## [Directions]
Drop the pictures from the entries below, then reproduce the rest exactly.
--
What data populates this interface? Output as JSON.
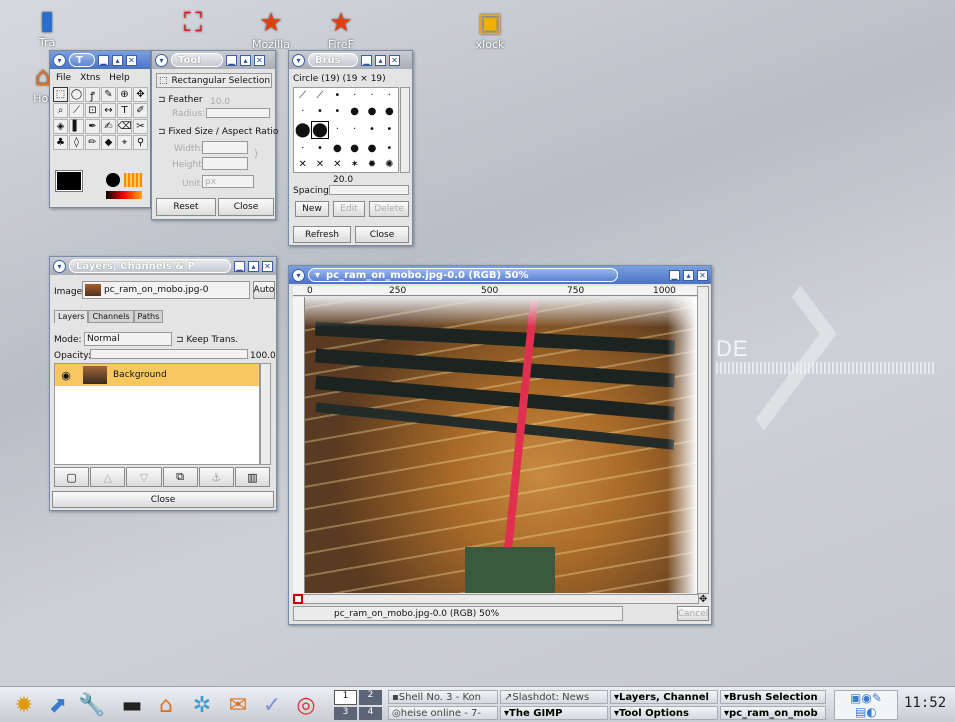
{
  "desktop": {
    "icons": [
      {
        "label": "Tra",
        "glyph": "🗑"
      },
      {
        "label": "Hor",
        "glyph": "🏠"
      },
      {
        "label": "",
        "glyph": "📄"
      },
      {
        "label": "Mozilla",
        "glyph": "★"
      },
      {
        "label": "FireF",
        "glyph": "★"
      },
      {
        "label": "xlock",
        "glyph": "🔒"
      }
    ],
    "watermark": "DE"
  },
  "toolbox": {
    "title": "T",
    "menu": [
      "File",
      "Xtns",
      "Help"
    ],
    "tools": [
      "⬚",
      "◯",
      "ꝭ",
      "✎",
      "⊕",
      "✥",
      "⌕",
      "⟋",
      "⊡",
      "↔",
      "T",
      "✐",
      "◈",
      "▌",
      "✒",
      "✍",
      "⌫",
      "✂",
      "♣",
      "◊",
      "✏",
      "◆",
      "⌖",
      "⚲"
    ]
  },
  "tool_options": {
    "title": "Tool",
    "tool_name": "Rectangular Selection",
    "feather": "Feather",
    "radius_label": "Radius:",
    "radius_value": "10.0",
    "fixed": "Fixed Size / Aspect Ratio",
    "width_label": "Width:",
    "height_label": "Height:",
    "unit_label": "Unit:",
    "unit_value": "px",
    "reset": "Reset",
    "close": "Close"
  },
  "brushes": {
    "title": "Brus",
    "brush_name": "Circle (19)  (19 × 19)",
    "spacing_value": "20.0",
    "spacing_label": "Spacing:",
    "new": "New",
    "edit": "Edit",
    "delete": "Delete",
    "refresh": "Refresh",
    "close": "Close"
  },
  "layers": {
    "title": "Layers, Channels & P",
    "image_label": "Image:",
    "image_value": "pc_ram_on_mobo.jpg-0",
    "auto": "Auto",
    "tabs": [
      "Layers",
      "Channels",
      "Paths"
    ],
    "mode_label": "Mode:",
    "mode_value": "Normal",
    "keep_trans": "Keep Trans.",
    "opacity_label": "Opacity:",
    "opacity_value": "100.0",
    "layer_name": "Background",
    "close": "Close",
    "bottom_icons": [
      "new-layer-icon",
      "raise-icon",
      "lower-icon",
      "duplicate-icon",
      "anchor-icon",
      "trash-icon"
    ]
  },
  "image_window": {
    "title": "pc_ram_on_mobo.jpg-0.0 (RGB) 50%",
    "ruler_ticks": [
      "0",
      "250",
      "500",
      "750",
      "1000"
    ],
    "status": "pc_ram_on_mobo.jpg-0.0 (RGB) 50%",
    "cancel": "Cancel"
  },
  "taskbar": {
    "desks": [
      "1",
      "2",
      "3",
      "4"
    ],
    "tasks": [
      {
        "label": "Shell No. 3 - Kon",
        "active": false
      },
      {
        "label": "heise online - 7-",
        "active": false
      },
      {
        "label": "Slashdot: News",
        "active": false
      },
      {
        "label": "The GIMP",
        "active": true
      },
      {
        "label": "Layers, Channel",
        "active": true
      },
      {
        "label": "Tool Options",
        "active": false
      },
      {
        "label": "Brush Selection",
        "active": true
      },
      {
        "label": "pc_ram_on_mob",
        "active": false
      }
    ],
    "clock": "11:52"
  }
}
--
## [Correct response]
What data populates this interface? Output as JSON.
{
  "desktop": {
    "icons": [
      {
        "label": "Tra",
        "glyph": "🗑"
      },
      {
        "label": "Hor",
        "glyph": "🏠"
      },
      {
        "label": "",
        "glyph": "📄"
      },
      {
        "label": "Mozilla",
        "glyph": "★"
      },
      {
        "label": "FireF",
        "glyph": "★"
      },
      {
        "label": "xlock",
        "glyph": "🔒"
      }
    ],
    "watermark": "DE"
  },
  "toolbox": {
    "title": "T",
    "menu": [
      "File",
      "Xtns",
      "Help"
    ],
    "tools": [
      "⬚",
      "◯",
      "ꝭ",
      "✎",
      "⊕",
      "✥",
      "⌕",
      "⟋",
      "⊡",
      "↔",
      "T",
      "✐",
      "◈",
      "▌",
      "✒",
      "✍",
      "⌫",
      "✂",
      "♣",
      "◊",
      "✏",
      "◆",
      "⌖",
      "⚲"
    ]
  },
  "tool_options": {
    "title": "Tool",
    "tool_name": "Rectangular Selection",
    "feather": "Feather",
    "radius_label": "Radius:",
    "radius_value": "10.0",
    "fixed": "Fixed Size / Aspect Ratio",
    "width_label": "Width:",
    "height_label": "Height:",
    "unit_label": "Unit:",
    "unit_value": "px",
    "reset": "Reset",
    "close": "Close"
  },
  "brushes": {
    "title": "Brus",
    "brush_name": "Circle (19)  (19 × 19)",
    "spacing_value": "20.0",
    "spacing_label": "Spacing:",
    "new": "New",
    "edit": "Edit",
    "delete": "Delete",
    "refresh": "Refresh",
    "close": "Close"
  },
  "layers": {
    "title": "Layers, Channels & P",
    "image_label": "Image:",
    "image_value": "pc_ram_on_mobo.jpg-0",
    "auto": "Auto",
    "tabs": [
      "Layers",
      "Channels",
      "Paths"
    ],
    "mode_label": "Mode:",
    "mode_value": "Normal",
    "keep_trans": "Keep Trans.",
    "opacity_label": "Opacity:",
    "opacity_value": "100.0",
    "layer_name": "Background",
    "close": "Close",
    "bottom_icons": [
      "new-layer-icon",
      "raise-icon",
      "lower-icon",
      "duplicate-icon",
      "anchor-icon",
      "trash-icon"
    ]
  },
  "image_window": {
    "title": "pc_ram_on_mobo.jpg-0.0 (RGB) 50%",
    "ruler_ticks": [
      "0",
      "250",
      "500",
      "750",
      "1000"
    ],
    "status": "pc_ram_on_mobo.jpg-0.0 (RGB) 50%",
    "cancel": "Cancel"
  },
  "taskbar": {
    "desks": [
      "1",
      "2",
      "3",
      "4"
    ],
    "tasks": [
      {
        "label": "Shell No. 3 - Kon",
        "active": false
      },
      {
        "label": "heise online - 7-",
        "active": false
      },
      {
        "label": "Slashdot: News",
        "active": false
      },
      {
        "label": "The GIMP",
        "active": true
      },
      {
        "label": "Layers, Channel",
        "active": true
      },
      {
        "label": "Tool Options",
        "active": false
      },
      {
        "label": "Brush Selection",
        "active": true
      },
      {
        "label": "pc_ram_on_mob",
        "active": false
      }
    ],
    "clock": "11:52"
  }
}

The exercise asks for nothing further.